Set task - Search the listing below for the word "Aminah" and copy each line that holds it.

-- begin Extracted data --

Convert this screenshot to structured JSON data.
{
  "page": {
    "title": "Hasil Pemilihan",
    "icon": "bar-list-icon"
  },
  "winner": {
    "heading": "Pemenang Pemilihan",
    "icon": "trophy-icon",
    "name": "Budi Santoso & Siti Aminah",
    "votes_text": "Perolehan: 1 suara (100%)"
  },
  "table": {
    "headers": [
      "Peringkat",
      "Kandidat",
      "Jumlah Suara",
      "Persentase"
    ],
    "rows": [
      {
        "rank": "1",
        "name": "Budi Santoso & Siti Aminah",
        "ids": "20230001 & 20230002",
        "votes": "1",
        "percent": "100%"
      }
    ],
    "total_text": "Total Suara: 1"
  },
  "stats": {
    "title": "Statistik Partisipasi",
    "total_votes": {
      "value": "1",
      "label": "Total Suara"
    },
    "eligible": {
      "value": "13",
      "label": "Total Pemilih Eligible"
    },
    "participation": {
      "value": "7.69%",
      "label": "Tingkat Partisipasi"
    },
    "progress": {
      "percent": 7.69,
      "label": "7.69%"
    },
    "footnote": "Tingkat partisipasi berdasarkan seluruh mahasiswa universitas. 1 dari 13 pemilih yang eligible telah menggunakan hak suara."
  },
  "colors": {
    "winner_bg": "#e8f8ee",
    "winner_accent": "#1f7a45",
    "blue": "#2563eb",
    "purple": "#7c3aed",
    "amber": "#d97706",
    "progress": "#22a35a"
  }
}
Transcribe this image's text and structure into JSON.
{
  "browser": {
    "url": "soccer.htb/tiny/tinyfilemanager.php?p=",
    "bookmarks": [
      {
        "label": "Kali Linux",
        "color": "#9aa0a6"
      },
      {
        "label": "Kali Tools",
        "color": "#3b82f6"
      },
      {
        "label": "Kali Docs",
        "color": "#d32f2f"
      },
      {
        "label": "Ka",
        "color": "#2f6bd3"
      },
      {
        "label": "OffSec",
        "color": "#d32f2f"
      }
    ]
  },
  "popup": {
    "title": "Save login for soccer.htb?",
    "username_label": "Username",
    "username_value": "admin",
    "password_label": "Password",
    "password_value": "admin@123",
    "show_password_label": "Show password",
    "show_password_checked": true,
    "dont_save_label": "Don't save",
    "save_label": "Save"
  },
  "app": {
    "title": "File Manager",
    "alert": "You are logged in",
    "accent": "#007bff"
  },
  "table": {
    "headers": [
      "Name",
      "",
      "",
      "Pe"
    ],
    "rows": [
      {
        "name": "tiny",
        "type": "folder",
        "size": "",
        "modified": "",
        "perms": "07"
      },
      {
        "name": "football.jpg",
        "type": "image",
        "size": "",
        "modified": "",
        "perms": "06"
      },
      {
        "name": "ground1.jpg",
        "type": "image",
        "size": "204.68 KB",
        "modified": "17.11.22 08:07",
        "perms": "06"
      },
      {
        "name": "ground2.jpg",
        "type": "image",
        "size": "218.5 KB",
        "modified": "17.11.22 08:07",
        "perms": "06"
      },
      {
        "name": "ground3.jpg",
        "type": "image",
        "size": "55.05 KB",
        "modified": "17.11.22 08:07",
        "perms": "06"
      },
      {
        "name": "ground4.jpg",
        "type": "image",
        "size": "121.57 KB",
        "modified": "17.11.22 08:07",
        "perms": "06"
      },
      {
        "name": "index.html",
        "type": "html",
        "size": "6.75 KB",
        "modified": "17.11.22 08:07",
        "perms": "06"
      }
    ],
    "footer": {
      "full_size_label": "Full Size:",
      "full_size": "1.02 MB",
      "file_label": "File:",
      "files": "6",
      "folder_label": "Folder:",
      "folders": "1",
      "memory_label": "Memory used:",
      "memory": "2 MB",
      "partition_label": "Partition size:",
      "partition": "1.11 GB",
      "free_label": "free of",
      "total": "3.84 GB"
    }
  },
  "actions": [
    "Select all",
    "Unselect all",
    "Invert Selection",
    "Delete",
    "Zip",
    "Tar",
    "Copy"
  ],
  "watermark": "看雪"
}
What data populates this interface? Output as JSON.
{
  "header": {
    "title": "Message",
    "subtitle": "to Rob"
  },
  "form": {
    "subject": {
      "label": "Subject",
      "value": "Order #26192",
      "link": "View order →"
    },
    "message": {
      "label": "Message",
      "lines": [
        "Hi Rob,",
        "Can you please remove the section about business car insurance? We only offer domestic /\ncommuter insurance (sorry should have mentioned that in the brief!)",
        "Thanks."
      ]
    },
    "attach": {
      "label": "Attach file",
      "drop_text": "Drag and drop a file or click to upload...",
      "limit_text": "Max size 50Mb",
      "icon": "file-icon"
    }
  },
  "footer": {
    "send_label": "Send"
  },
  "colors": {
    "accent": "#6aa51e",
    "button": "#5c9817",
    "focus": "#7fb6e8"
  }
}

-- end Extracted data --

Full output -
    "name": "Budi Santoso & Siti Aminah",
        "name": "Budi Santoso & Siti Aminah",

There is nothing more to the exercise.